++++ Entries provided

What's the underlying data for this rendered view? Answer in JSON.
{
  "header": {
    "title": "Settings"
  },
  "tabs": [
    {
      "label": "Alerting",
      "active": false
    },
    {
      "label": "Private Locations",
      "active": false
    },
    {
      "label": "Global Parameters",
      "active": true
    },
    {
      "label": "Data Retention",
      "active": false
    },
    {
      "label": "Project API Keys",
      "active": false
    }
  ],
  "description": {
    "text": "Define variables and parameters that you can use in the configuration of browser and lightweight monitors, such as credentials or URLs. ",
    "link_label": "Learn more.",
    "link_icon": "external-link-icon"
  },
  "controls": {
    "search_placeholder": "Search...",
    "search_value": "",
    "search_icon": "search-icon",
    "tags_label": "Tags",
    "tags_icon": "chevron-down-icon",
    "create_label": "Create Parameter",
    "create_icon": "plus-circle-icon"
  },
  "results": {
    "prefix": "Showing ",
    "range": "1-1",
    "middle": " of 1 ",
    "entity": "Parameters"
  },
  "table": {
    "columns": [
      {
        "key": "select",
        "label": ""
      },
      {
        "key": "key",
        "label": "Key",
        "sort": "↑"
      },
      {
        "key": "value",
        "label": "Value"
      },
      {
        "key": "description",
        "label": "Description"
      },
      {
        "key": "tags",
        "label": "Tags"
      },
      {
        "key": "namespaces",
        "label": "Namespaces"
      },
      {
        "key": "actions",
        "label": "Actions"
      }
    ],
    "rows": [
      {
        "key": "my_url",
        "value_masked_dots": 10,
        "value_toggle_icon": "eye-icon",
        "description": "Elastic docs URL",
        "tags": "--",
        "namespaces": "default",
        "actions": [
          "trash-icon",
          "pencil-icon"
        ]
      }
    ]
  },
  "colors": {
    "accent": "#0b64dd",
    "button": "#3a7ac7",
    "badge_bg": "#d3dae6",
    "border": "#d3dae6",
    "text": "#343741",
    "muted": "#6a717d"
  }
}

++++++++

> Work instructions
Quote all the records. Keep every word exact.

> Response
What's the underlying data for this rendered view? Answer in JSON.
{
  "header": {
    "title": "Settings"
  },
  "tabs": [
    {
      "label": "Alerting",
      "active": false
    },
    {
      "label": "Private Locations",
      "active": false
    },
    {
      "label": "Global Parameters",
      "active": true
    },
    {
      "label": "Data Retention",
      "active": false
    },
    {
      "label": "Project API Keys",
      "active": false
    }
  ],
  "description": {
    "text": "Define variables and parameters that you can use in the configuration of browser and lightweight monitors, such as credentials or URLs. ",
    "link_label": "Learn more.",
    "link_icon": "external-link-icon"
  },
  "controls": {
    "search_placeholder": "Search...",
    "search_value": "",
    "search_icon": "search-icon",
    "tags_label": "Tags",
    "tags_icon": "chevron-down-icon",
    "create_label": "Create Parameter",
    "create_icon": "plus-circle-icon"
  },
  "results": {
    "prefix": "Showing ",
    "range": "1-1",
    "middle": " of 1 ",
    "entity": "Parameters"
  },
  "table": {
    "columns": [
      {
        "key": "select",
        "label": ""
      },
      {
        "key": "key",
        "label": "Key",
        "sort": "↑"
      },
      {
        "key": "value",
        "label": "Value"
      },
      {
        "key": "description",
        "label": "Description"
      },
      {
        "key": "tags",
        "label": "Tags"
      },
      {
        "key": "namespaces",
        "label": "Namespaces"
      },
      {
        "key": "actions",
        "label": "Actions"
      }
    ],
    "rows": [
      {
        "key": "my_url",
        "value_masked_dots": 10,
        "value_toggle_icon": "eye-icon",
        "description": "Elastic docs URL",
        "tags": "--",
        "namespaces": "default",
        "actions": [
          "trash-icon",
          "pencil-icon"
        ]
      }
    ]
  },
  "colors": {
    "accent": "#0b64dd",
    "button": "#3a7ac7",
    "badge_bg": "#d3dae6",
    "border": "#d3dae6",
    "text": "#343741",
    "muted": "#6a717d"
  }
}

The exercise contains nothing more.